── Given records

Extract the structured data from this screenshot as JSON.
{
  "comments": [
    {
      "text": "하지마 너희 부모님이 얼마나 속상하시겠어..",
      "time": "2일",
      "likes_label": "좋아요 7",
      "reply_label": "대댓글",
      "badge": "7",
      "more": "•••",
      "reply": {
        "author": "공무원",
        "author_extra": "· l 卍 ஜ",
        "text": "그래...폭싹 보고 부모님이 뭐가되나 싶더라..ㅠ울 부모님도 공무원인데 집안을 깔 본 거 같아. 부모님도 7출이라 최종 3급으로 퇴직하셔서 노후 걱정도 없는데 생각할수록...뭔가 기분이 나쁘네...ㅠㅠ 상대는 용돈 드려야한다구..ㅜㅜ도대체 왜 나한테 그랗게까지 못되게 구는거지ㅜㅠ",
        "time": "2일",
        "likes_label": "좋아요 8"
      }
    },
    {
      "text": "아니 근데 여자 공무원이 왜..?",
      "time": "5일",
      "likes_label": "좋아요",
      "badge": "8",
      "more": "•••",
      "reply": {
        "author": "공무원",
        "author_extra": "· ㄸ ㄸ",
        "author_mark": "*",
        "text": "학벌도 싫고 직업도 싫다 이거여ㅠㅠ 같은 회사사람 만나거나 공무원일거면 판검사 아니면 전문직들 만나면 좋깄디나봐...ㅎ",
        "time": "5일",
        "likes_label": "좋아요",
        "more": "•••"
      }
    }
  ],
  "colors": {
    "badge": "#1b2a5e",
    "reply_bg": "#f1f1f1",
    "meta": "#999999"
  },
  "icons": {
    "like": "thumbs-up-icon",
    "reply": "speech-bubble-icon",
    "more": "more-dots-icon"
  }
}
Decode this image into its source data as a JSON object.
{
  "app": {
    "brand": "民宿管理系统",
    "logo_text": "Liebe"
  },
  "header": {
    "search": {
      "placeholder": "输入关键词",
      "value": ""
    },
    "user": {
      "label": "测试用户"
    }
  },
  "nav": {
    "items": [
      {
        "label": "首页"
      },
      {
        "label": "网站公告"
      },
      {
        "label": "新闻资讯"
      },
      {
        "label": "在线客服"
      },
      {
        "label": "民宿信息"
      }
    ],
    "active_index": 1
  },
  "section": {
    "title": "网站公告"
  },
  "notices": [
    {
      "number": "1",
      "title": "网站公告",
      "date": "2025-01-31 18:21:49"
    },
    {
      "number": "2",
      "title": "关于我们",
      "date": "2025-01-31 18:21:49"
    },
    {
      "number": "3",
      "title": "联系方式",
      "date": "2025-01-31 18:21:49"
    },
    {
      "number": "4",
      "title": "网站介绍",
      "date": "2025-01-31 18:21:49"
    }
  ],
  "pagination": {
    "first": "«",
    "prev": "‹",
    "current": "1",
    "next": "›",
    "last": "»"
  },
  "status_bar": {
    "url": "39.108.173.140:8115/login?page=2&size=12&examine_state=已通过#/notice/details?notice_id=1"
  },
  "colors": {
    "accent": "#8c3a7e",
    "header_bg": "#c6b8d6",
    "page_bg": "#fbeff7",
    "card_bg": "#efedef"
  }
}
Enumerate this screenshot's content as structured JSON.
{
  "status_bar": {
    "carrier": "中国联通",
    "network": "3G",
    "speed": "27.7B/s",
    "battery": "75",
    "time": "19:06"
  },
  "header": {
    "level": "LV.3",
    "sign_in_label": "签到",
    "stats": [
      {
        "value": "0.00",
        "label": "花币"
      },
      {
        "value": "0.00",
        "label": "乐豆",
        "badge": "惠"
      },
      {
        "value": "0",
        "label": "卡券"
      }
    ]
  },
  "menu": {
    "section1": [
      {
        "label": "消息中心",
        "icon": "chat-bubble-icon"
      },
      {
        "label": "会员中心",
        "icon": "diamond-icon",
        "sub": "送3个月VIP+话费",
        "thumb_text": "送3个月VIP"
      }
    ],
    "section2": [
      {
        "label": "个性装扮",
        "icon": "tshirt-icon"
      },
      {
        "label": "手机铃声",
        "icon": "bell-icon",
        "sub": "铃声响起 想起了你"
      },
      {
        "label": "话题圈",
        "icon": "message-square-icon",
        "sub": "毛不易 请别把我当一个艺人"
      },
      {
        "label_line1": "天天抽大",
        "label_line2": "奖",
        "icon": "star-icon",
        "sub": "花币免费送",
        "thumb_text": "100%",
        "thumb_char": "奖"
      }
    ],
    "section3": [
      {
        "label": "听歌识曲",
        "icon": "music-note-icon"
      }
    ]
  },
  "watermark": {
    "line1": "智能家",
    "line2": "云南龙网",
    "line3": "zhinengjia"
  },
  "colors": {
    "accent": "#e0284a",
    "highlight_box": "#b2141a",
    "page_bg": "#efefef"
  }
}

────

> [What is required]
In full and verbatim, repeat the records given above.

> [Written answer]
Extract the structured data from this screenshot as JSON.
{
  "comments": [
    {
      "text": "하지마 너희 부모님이 얼마나 속상하시겠어..",
      "time": "2일",
      "likes_label": "좋아요 7",
      "reply_label": "대댓글",
      "badge": "7",
      "more": "•••",
      "reply": {
        "author": "공무원",
        "author_extra": "· l 卍 ஜ",
        "text": "그래...폭싹 보고 부모님이 뭐가되나 싶더라..ㅠ울 부모님도 공무원인데 집안을 깔 본 거 같아. 부모님도 7출이라 최종 3급으로 퇴직하셔서 노후 걱정도 없는데 생각할수록...뭔가 기분이 나쁘네...ㅠㅠ 상대는 용돈 드려야한다구..ㅜㅜ도대체 왜 나한테 그랗게까지 못되게 구는거지ㅜㅠ",
        "time": "2일",
        "likes_label": "좋아요 8"
      }
    },
    {
      "text": "아니 근데 여자 공무원이 왜..?",
      "time": "5일",
      "likes_label": "좋아요",
      "badge": "8",
      "more": "•••",
      "reply": {
        "author": "공무원",
        "author_extra": "· ㄸ ㄸ",
        "author_mark": "*",
        "text": "학벌도 싫고 직업도 싫다 이거여ㅠㅠ 같은 회사사람 만나거나 공무원일거면 판검사 아니면 전문직들 만나면 좋깄디나봐...ㅎ",
        "time": "5일",
        "likes_label": "좋아요",
        "more": "•••"
      }
    }
  ],
  "colors": {
    "badge": "#1b2a5e",
    "reply_bg": "#f1f1f1",
    "meta": "#999999"
  },
  "icons": {
    "like": "thumbs-up-icon",
    "reply": "speech-bubble-icon",
    "more": "more-dots-icon"
  }
}
Decode this image into its source data as a JSON object.
{
  "app": {
    "brand": "民宿管理系统",
    "logo_text": "Liebe"
  },
  "header": {
    "search": {
      "placeholder": "输入关键词",
      "value": ""
    },
    "user": {
      "label": "测试用户"
    }
  },
  "nav": {
    "items": [
      {
        "label": "首页"
      },
      {
        "label": "网站公告"
      },
      {
        "label": "新闻资讯"
      },
      {
        "label": "在线客服"
      },
      {
        "label": "民宿信息"
      }
    ],
    "active_index": 1
  },
  "section": {
    "title": "网站公告"
  },
  "notices": [
    {
      "number": "1",
      "title": "网站公告",
      "date": "2025-01-31 18:21:49"
    },
    {
      "number": "2",
      "title": "关于我们",
      "date": "2025-01-31 18:21:49"
    },
    {
      "number": "3",
      "title": "联系方式",
      "date": "2025-01-31 18:21:49"
    },
    {
      "number": "4",
      "title": "网站介绍",
      "date": "2025-01-31 18:21:49"
    }
  ],
  "pagination": {
    "first": "«",
    "prev": "‹",
    "current": "1",
    "next": "›",
    "last": "»"
  },
  "status_bar": {
    "url": "39.108.173.140:8115/login?page=2&size=12&examine_state=已通过#/notice/details?notice_id=1"
  },
  "colors": {
    "accent": "#8c3a7e",
    "header_bg": "#c6b8d6",
    "page_bg": "#fbeff7",
    "card_bg": "#efedef"
  }
}
Enumerate this screenshot's content as structured JSON.
{
  "status_bar": {
    "carrier": "中国联通",
    "network": "3G",
    "speed": "27.7B/s",
    "battery": "75",
    "time": "19:06"
  },
  "header": {
    "level": "LV.3",
    "sign_in_label": "签到",
    "stats": [
      {
        "value": "0.00",
        "label": "花币"
      },
      {
        "value": "0.00",
        "label": "乐豆",
        "badge": "惠"
      },
      {
        "value": "0",
        "label": "卡券"
      }
    ]
  },
  "menu": {
    "section1": [
      {
        "label": "消息中心",
        "icon": "chat-bubble-icon"
      },
      {
        "label": "会员中心",
        "icon": "diamond-icon",
        "sub": "送3个月VIP+话费",
        "thumb_text": "送3个月VIP"
      }
    ],
    "section2": [
      {
        "label": "个性装扮",
        "icon": "tshirt-icon"
      },
      {
        "label": "手机铃声",
        "icon": "bell-icon",
        "sub": "铃声响起 想起了你"
      },
      {
        "label": "话题圈",
        "icon": "message-square-icon",
        "sub": "毛不易 请别把我当一个艺人"
      },
      {
        "label_line1": "天天抽大",
        "label_line2": "奖",
        "icon": "star-icon",
        "sub": "花币免费送",
        "thumb_text": "100%",
        "thumb_char": "奖"
      }
    ],
    "section3": [
      {
        "label": "听歌识曲",
        "icon": "music-note-icon"
      }
    ]
  },
  "watermark": {
    "line1": "智能家",
    "line2": "云南龙网",
    "line3": "zhinengjia"
  },
  "colors": {
    "accent": "#e0284a",
    "highlight_box": "#b2141a",
    "page_bg": "#efefef"
  }
}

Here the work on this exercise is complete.